=== PROBLEM DETAILS ===
Go through the data below. List every line that holds the word "grid".

===== RECORD EXCERPTS

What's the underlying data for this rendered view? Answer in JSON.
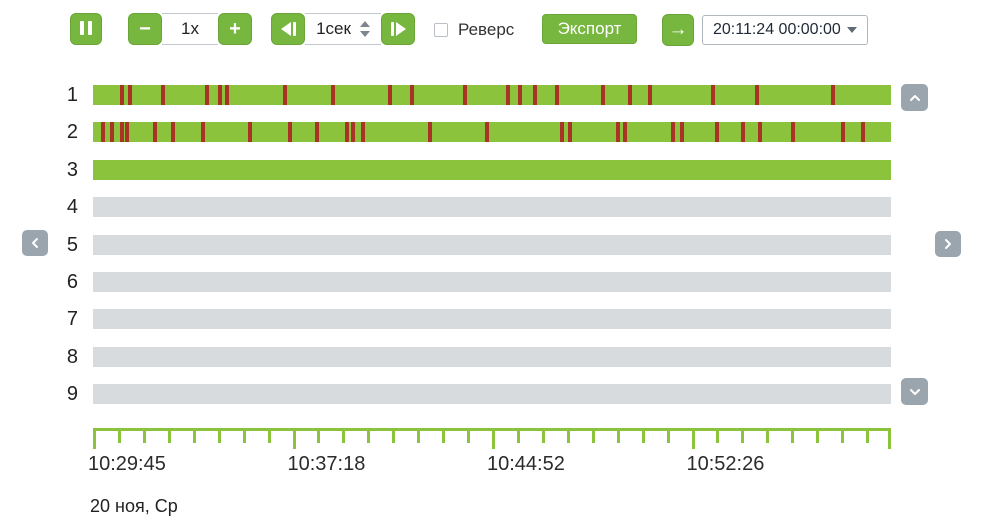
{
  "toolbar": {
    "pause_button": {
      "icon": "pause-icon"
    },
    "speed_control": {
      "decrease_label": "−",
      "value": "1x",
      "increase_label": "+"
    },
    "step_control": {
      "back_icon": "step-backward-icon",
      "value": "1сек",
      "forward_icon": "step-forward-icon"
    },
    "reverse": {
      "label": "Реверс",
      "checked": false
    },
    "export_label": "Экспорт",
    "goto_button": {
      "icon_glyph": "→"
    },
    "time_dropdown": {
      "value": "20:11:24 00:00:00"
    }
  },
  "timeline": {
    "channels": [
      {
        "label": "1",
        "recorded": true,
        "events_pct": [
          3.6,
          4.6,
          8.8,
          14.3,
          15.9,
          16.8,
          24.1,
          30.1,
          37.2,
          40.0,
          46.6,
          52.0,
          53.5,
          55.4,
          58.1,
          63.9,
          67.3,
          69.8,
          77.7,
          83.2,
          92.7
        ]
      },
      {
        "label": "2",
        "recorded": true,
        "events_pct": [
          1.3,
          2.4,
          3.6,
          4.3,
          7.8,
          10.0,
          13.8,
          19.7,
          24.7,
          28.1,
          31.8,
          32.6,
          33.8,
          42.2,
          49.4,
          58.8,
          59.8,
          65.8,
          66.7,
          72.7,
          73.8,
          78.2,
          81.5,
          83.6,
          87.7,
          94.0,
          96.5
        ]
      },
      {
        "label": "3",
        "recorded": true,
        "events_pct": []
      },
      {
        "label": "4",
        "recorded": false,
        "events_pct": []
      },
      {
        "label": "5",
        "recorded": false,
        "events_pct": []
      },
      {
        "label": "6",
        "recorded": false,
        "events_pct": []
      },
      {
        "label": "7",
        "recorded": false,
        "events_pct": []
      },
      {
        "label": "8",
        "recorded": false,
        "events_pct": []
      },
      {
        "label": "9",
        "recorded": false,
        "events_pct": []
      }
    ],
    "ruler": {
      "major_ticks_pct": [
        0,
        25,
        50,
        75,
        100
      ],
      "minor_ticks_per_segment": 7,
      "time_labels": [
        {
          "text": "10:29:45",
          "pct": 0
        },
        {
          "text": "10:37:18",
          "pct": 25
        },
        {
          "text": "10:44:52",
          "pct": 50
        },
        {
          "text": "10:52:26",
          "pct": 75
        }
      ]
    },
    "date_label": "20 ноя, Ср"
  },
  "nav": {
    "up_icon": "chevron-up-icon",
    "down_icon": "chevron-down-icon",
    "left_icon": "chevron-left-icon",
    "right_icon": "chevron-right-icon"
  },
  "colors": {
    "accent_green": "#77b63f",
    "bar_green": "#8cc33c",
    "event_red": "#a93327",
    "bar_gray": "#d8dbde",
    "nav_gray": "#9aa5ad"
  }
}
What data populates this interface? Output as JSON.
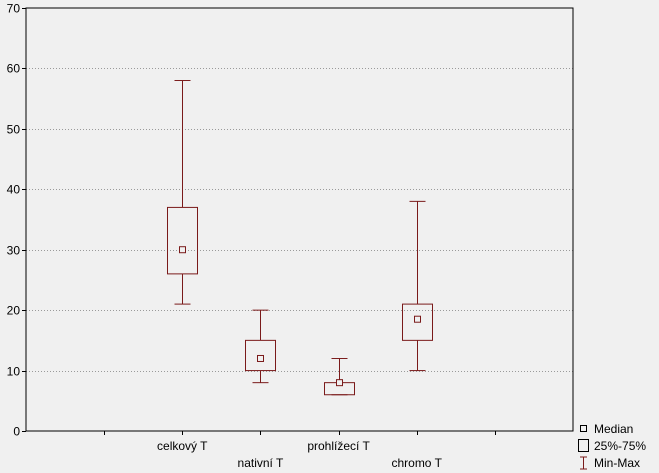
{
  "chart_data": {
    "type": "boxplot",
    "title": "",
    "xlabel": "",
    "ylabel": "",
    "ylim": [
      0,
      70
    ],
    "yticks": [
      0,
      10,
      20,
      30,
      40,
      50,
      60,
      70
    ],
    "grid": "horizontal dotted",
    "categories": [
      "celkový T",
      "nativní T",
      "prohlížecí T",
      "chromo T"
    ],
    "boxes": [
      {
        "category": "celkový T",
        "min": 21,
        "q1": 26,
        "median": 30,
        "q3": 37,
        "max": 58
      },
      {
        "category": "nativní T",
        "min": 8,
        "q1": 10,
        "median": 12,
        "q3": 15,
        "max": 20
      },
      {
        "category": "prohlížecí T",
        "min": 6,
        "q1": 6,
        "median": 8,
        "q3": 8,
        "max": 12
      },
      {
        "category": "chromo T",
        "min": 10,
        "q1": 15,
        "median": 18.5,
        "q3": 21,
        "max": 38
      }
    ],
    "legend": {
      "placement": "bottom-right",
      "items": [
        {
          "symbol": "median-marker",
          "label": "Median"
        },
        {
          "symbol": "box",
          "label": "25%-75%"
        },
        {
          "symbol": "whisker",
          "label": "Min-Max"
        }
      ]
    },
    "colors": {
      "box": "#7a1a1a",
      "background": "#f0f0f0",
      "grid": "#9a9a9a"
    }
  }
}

==========
===== RECORD EXCERPTS

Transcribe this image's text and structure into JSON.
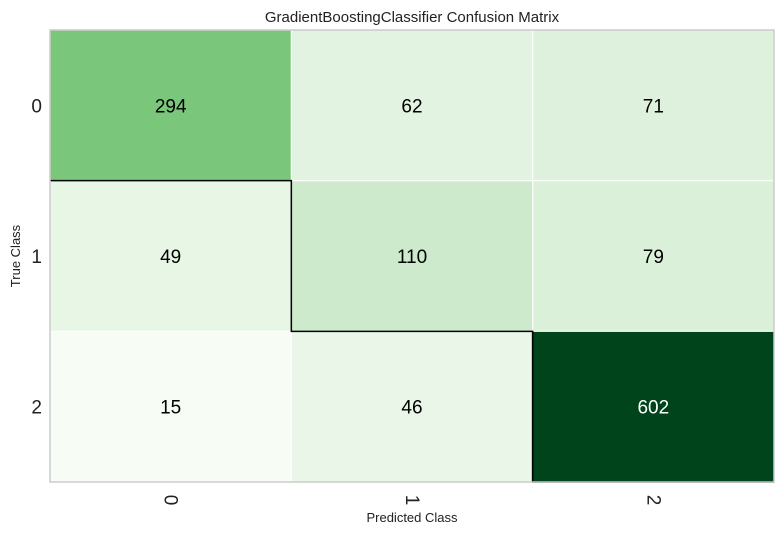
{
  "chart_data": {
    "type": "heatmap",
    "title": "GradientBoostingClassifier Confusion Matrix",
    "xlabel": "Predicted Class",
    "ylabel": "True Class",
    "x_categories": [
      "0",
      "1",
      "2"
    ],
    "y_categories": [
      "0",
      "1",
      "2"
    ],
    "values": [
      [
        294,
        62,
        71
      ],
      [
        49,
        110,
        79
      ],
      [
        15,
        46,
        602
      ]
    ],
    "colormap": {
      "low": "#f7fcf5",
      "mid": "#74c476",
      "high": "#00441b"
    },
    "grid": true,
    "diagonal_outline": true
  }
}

==========

=== TASK SOLUTION ===
    "grid": "horizontal dotted",
      "grid": "#9a9a9a"
    "grid": true,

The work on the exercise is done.